Do this: Output every entry exactly as written, but omit the pictures.

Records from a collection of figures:
++++++

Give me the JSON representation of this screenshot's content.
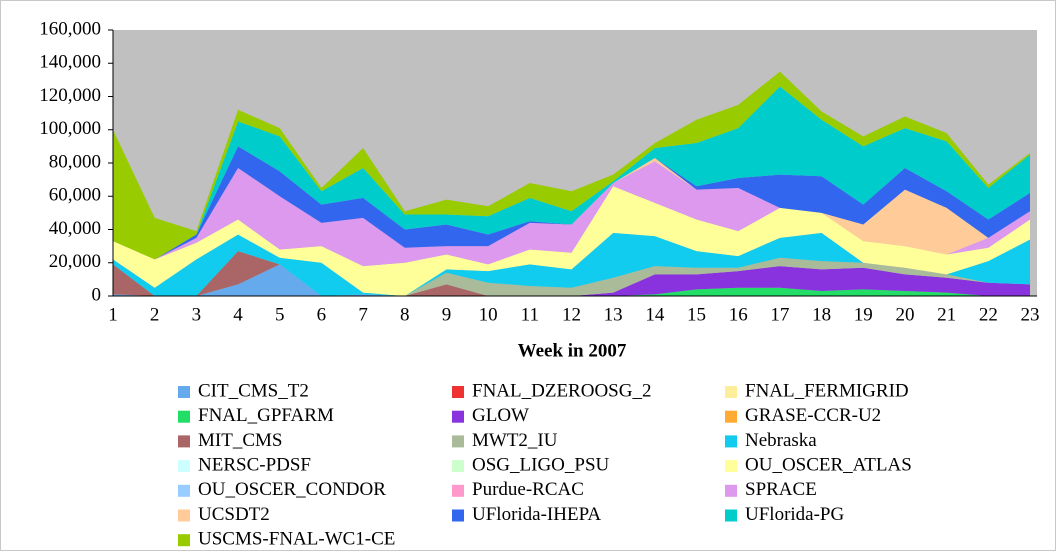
{
  "chart_data": {
    "type": "stacked_area",
    "x_label": "Week in 2007",
    "categories": [
      "1",
      "2",
      "3",
      "4",
      "5",
      "6",
      "7",
      "8",
      "9",
      "10",
      "11",
      "12",
      "13",
      "14",
      "15",
      "16",
      "17",
      "18",
      "19",
      "20",
      "21",
      "22",
      "23"
    ],
    "ylim": [
      0,
      160000
    ],
    "yticks": [
      0,
      {
        "value": 20000,
        "label": "20,000"
      },
      {
        "value": 40000,
        "label": "40,000"
      },
      {
        "value": 60000,
        "label": "60,000"
      },
      {
        "value": 80000,
        "label": "80,000"
      },
      {
        "value": 100000,
        "label": "100,000"
      },
      {
        "value": 120000,
        "label": "120,000"
      },
      {
        "value": 140000,
        "label": "140,000"
      },
      {
        "value": 160000,
        "label": "160,000"
      }
    ],
    "grid": false,
    "legend": "bottom",
    "series": [
      {
        "name": "CIT_CMS_T2",
        "color": "#66aaee",
        "values": [
          1000,
          0,
          0,
          7000,
          19000,
          0,
          1000,
          0,
          0,
          0,
          0,
          0,
          0,
          0,
          0,
          0,
          0,
          0,
          0,
          0,
          0,
          0,
          0
        ]
      },
      {
        "name": "FNAL_DZEROOSG_2",
        "color": "#ee3333",
        "values": [
          0,
          0,
          0,
          0,
          0,
          0,
          0,
          0,
          0,
          0,
          0,
          0,
          0,
          0,
          0,
          0,
          0,
          0,
          0,
          0,
          0,
          0,
          0
        ]
      },
      {
        "name": "FNAL_FERMIGRID",
        "color": "#ffee99",
        "values": [
          0,
          0,
          0,
          0,
          0,
          0,
          0,
          0,
          0,
          0,
          0,
          0,
          0,
          0,
          0,
          0,
          0,
          0,
          0,
          0,
          0,
          0,
          0
        ]
      },
      {
        "name": "FNAL_GPFARM",
        "color": "#22dd66",
        "values": [
          0,
          0,
          0,
          0,
          0,
          0,
          0,
          0,
          0,
          0,
          0,
          0,
          0,
          1000,
          4000,
          5000,
          5000,
          3000,
          4000,
          3000,
          2000,
          0,
          0
        ]
      },
      {
        "name": "GLOW",
        "color": "#8833dd",
        "values": [
          0,
          0,
          0,
          0,
          0,
          0,
          0,
          0,
          0,
          0,
          0,
          0,
          2000,
          12000,
          9000,
          10000,
          13000,
          13000,
          13000,
          10000,
          9000,
          8000,
          7000
        ]
      },
      {
        "name": "GRASE-CCR-U2",
        "color": "#ffaa33",
        "values": [
          0,
          0,
          0,
          0,
          0,
          0,
          0,
          0,
          0,
          0,
          0,
          0,
          0,
          0,
          0,
          0,
          0,
          0,
          0,
          0,
          0,
          0,
          0
        ]
      },
      {
        "name": "MIT_CMS",
        "color": "#aa6666",
        "values": [
          18000,
          0,
          0,
          20000,
          0,
          0,
          0,
          0,
          7000,
          0,
          0,
          0,
          0,
          0,
          0,
          0,
          0,
          0,
          0,
          0,
          0,
          0,
          0
        ]
      },
      {
        "name": "MWT2_IU",
        "color": "#aabb99",
        "values": [
          0,
          0,
          0,
          0,
          0,
          0,
          0,
          0,
          7000,
          8000,
          6000,
          5000,
          9000,
          5000,
          4000,
          2000,
          5000,
          5000,
          3000,
          4000,
          2000,
          0,
          0
        ]
      },
      {
        "name": "Nebraska",
        "color": "#11ccee",
        "values": [
          3000,
          5000,
          22000,
          10000,
          4000,
          20000,
          1000,
          0,
          2000,
          7000,
          13000,
          11000,
          27000,
          18000,
          10000,
          7000,
          12000,
          17000,
          0,
          0,
          0,
          13000,
          27000
        ]
      },
      {
        "name": "NERSC-PDSF",
        "color": "#ccffff",
        "values": [
          0,
          0,
          0,
          0,
          0,
          0,
          0,
          0,
          0,
          0,
          0,
          0,
          0,
          0,
          0,
          0,
          0,
          0,
          0,
          0,
          0,
          0,
          0
        ]
      },
      {
        "name": "OSG_LIGO_PSU",
        "color": "#ccffcc",
        "values": [
          0,
          0,
          0,
          0,
          0,
          0,
          0,
          0,
          0,
          0,
          0,
          0,
          0,
          0,
          0,
          0,
          0,
          0,
          0,
          0,
          0,
          0,
          0
        ]
      },
      {
        "name": "OU_OSCER_ATLAS",
        "color": "#ffff99",
        "values": [
          11000,
          17000,
          10000,
          9000,
          5000,
          10000,
          16000,
          20000,
          9000,
          4000,
          9000,
          10000,
          28000,
          20000,
          19000,
          15000,
          18000,
          12000,
          13000,
          13000,
          12000,
          8000,
          12000
        ]
      },
      {
        "name": "OU_OSCER_CONDOR",
        "color": "#99ccff",
        "values": [
          0,
          0,
          0,
          0,
          0,
          0,
          0,
          0,
          0,
          0,
          0,
          0,
          0,
          0,
          0,
          0,
          0,
          0,
          0,
          0,
          0,
          0,
          0
        ]
      },
      {
        "name": "Purdue-RCAC",
        "color": "#ff99cc",
        "values": [
          0,
          0,
          0,
          0,
          0,
          0,
          0,
          0,
          0,
          0,
          0,
          0,
          0,
          0,
          0,
          0,
          0,
          0,
          0,
          0,
          0,
          0,
          0
        ]
      },
      {
        "name": "SPRACE",
        "color": "#dd99ee",
        "values": [
          0,
          0,
          3000,
          31000,
          32000,
          14000,
          29000,
          9000,
          5000,
          11000,
          16000,
          17000,
          2000,
          25000,
          18000,
          26000,
          0,
          0,
          0,
          0,
          0,
          6000,
          5000
        ]
      },
      {
        "name": "UCSDT2",
        "color": "#ffcc99",
        "values": [
          0,
          0,
          0,
          0,
          0,
          0,
          0,
          0,
          0,
          0,
          0,
          0,
          0,
          2000,
          0,
          0,
          0,
          0,
          10000,
          34000,
          28000,
          0,
          0
        ]
      },
      {
        "name": "UFlorida-IHEPA",
        "color": "#3366ee",
        "values": [
          0,
          0,
          2000,
          13000,
          15000,
          11000,
          12000,
          11000,
          13000,
          7000,
          1000,
          0,
          0,
          0,
          2000,
          6000,
          20000,
          22000,
          12000,
          13000,
          10000,
          11000,
          11000
        ]
      },
      {
        "name": "UFlorida-PG",
        "color": "#00cccc",
        "values": [
          0,
          0,
          0,
          15000,
          21000,
          8000,
          18000,
          9000,
          6000,
          11000,
          14000,
          8000,
          1000,
          6000,
          26000,
          30000,
          53000,
          34000,
          35000,
          24000,
          30000,
          19000,
          23000
        ]
      },
      {
        "name": "USCMS-FNAL-WC1-CE",
        "color": "#99cc00",
        "values": [
          67000,
          25000,
          2000,
          7000,
          5000,
          2000,
          12000,
          2000,
          9000,
          6000,
          9000,
          12000,
          4000,
          3000,
          14000,
          14000,
          9000,
          5000,
          6000,
          7000,
          5000,
          2000,
          1000
        ]
      }
    ]
  }
}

++++++

Expected answer:
Give me the JSON representation of this screenshot's content.
{
  "chart_data": {
    "type": "stacked_area",
    "x_label": "Week in 2007",
    "categories": [
      "1",
      "2",
      "3",
      "4",
      "5",
      "6",
      "7",
      "8",
      "9",
      "10",
      "11",
      "12",
      "13",
      "14",
      "15",
      "16",
      "17",
      "18",
      "19",
      "20",
      "21",
      "22",
      "23"
    ],
    "ylim": [
      0,
      160000
    ],
    "yticks": [
      0,
      {
        "value": 20000,
        "label": "20,000"
      },
      {
        "value": 40000,
        "label": "40,000"
      },
      {
        "value": 60000,
        "label": "60,000"
      },
      {
        "value": 80000,
        "label": "80,000"
      },
      {
        "value": 100000,
        "label": "100,000"
      },
      {
        "value": 120000,
        "label": "120,000"
      },
      {
        "value": 140000,
        "label": "140,000"
      },
      {
        "value": 160000,
        "label": "160,000"
      }
    ],
    "grid": false,
    "legend": "bottom",
    "series": [
      {
        "name": "CIT_CMS_T2",
        "color": "#66aaee",
        "values": [
          1000,
          0,
          0,
          7000,
          19000,
          0,
          1000,
          0,
          0,
          0,
          0,
          0,
          0,
          0,
          0,
          0,
          0,
          0,
          0,
          0,
          0,
          0,
          0
        ]
      },
      {
        "name": "FNAL_DZEROOSG_2",
        "color": "#ee3333",
        "values": [
          0,
          0,
          0,
          0,
          0,
          0,
          0,
          0,
          0,
          0,
          0,
          0,
          0,
          0,
          0,
          0,
          0,
          0,
          0,
          0,
          0,
          0,
          0
        ]
      },
      {
        "name": "FNAL_FERMIGRID",
        "color": "#ffee99",
        "values": [
          0,
          0,
          0,
          0,
          0,
          0,
          0,
          0,
          0,
          0,
          0,
          0,
          0,
          0,
          0,
          0,
          0,
          0,
          0,
          0,
          0,
          0,
          0
        ]
      },
      {
        "name": "FNAL_GPFARM",
        "color": "#22dd66",
        "values": [
          0,
          0,
          0,
          0,
          0,
          0,
          0,
          0,
          0,
          0,
          0,
          0,
          0,
          1000,
          4000,
          5000,
          5000,
          3000,
          4000,
          3000,
          2000,
          0,
          0
        ]
      },
      {
        "name": "GLOW",
        "color": "#8833dd",
        "values": [
          0,
          0,
          0,
          0,
          0,
          0,
          0,
          0,
          0,
          0,
          0,
          0,
          2000,
          12000,
          9000,
          10000,
          13000,
          13000,
          13000,
          10000,
          9000,
          8000,
          7000
        ]
      },
      {
        "name": "GRASE-CCR-U2",
        "color": "#ffaa33",
        "values": [
          0,
          0,
          0,
          0,
          0,
          0,
          0,
          0,
          0,
          0,
          0,
          0,
          0,
          0,
          0,
          0,
          0,
          0,
          0,
          0,
          0,
          0,
          0
        ]
      },
      {
        "name": "MIT_CMS",
        "color": "#aa6666",
        "values": [
          18000,
          0,
          0,
          20000,
          0,
          0,
          0,
          0,
          7000,
          0,
          0,
          0,
          0,
          0,
          0,
          0,
          0,
          0,
          0,
          0,
          0,
          0,
          0
        ]
      },
      {
        "name": "MWT2_IU",
        "color": "#aabb99",
        "values": [
          0,
          0,
          0,
          0,
          0,
          0,
          0,
          0,
          7000,
          8000,
          6000,
          5000,
          9000,
          5000,
          4000,
          2000,
          5000,
          5000,
          3000,
          4000,
          2000,
          0,
          0
        ]
      },
      {
        "name": "Nebraska",
        "color": "#11ccee",
        "values": [
          3000,
          5000,
          22000,
          10000,
          4000,
          20000,
          1000,
          0,
          2000,
          7000,
          13000,
          11000,
          27000,
          18000,
          10000,
          7000,
          12000,
          17000,
          0,
          0,
          0,
          13000,
          27000
        ]
      },
      {
        "name": "NERSC-PDSF",
        "color": "#ccffff",
        "values": [
          0,
          0,
          0,
          0,
          0,
          0,
          0,
          0,
          0,
          0,
          0,
          0,
          0,
          0,
          0,
          0,
          0,
          0,
          0,
          0,
          0,
          0,
          0
        ]
      },
      {
        "name": "OSG_LIGO_PSU",
        "color": "#ccffcc",
        "values": [
          0,
          0,
          0,
          0,
          0,
          0,
          0,
          0,
          0,
          0,
          0,
          0,
          0,
          0,
          0,
          0,
          0,
          0,
          0,
          0,
          0,
          0,
          0
        ]
      },
      {
        "name": "OU_OSCER_ATLAS",
        "color": "#ffff99",
        "values": [
          11000,
          17000,
          10000,
          9000,
          5000,
          10000,
          16000,
          20000,
          9000,
          4000,
          9000,
          10000,
          28000,
          20000,
          19000,
          15000,
          18000,
          12000,
          13000,
          13000,
          12000,
          8000,
          12000
        ]
      },
      {
        "name": "OU_OSCER_CONDOR",
        "color": "#99ccff",
        "values": [
          0,
          0,
          0,
          0,
          0,
          0,
          0,
          0,
          0,
          0,
          0,
          0,
          0,
          0,
          0,
          0,
          0,
          0,
          0,
          0,
          0,
          0,
          0
        ]
      },
      {
        "name": "Purdue-RCAC",
        "color": "#ff99cc",
        "values": [
          0,
          0,
          0,
          0,
          0,
          0,
          0,
          0,
          0,
          0,
          0,
          0,
          0,
          0,
          0,
          0,
          0,
          0,
          0,
          0,
          0,
          0,
          0
        ]
      },
      {
        "name": "SPRACE",
        "color": "#dd99ee",
        "values": [
          0,
          0,
          3000,
          31000,
          32000,
          14000,
          29000,
          9000,
          5000,
          11000,
          16000,
          17000,
          2000,
          25000,
          18000,
          26000,
          0,
          0,
          0,
          0,
          0,
          6000,
          5000
        ]
      },
      {
        "name": "UCSDT2",
        "color": "#ffcc99",
        "values": [
          0,
          0,
          0,
          0,
          0,
          0,
          0,
          0,
          0,
          0,
          0,
          0,
          0,
          2000,
          0,
          0,
          0,
          0,
          10000,
          34000,
          28000,
          0,
          0
        ]
      },
      {
        "name": "UFlorida-IHEPA",
        "color": "#3366ee",
        "values": [
          0,
          0,
          2000,
          13000,
          15000,
          11000,
          12000,
          11000,
          13000,
          7000,
          1000,
          0,
          0,
          0,
          2000,
          6000,
          20000,
          22000,
          12000,
          13000,
          10000,
          11000,
          11000
        ]
      },
      {
        "name": "UFlorida-PG",
        "color": "#00cccc",
        "values": [
          0,
          0,
          0,
          15000,
          21000,
          8000,
          18000,
          9000,
          6000,
          11000,
          14000,
          8000,
          1000,
          6000,
          26000,
          30000,
          53000,
          34000,
          35000,
          24000,
          30000,
          19000,
          23000
        ]
      },
      {
        "name": "USCMS-FNAL-WC1-CE",
        "color": "#99cc00",
        "values": [
          67000,
          25000,
          2000,
          7000,
          5000,
          2000,
          12000,
          2000,
          9000,
          6000,
          9000,
          12000,
          4000,
          3000,
          14000,
          14000,
          9000,
          5000,
          6000,
          7000,
          5000,
          2000,
          1000
        ]
      }
    ]
  }
}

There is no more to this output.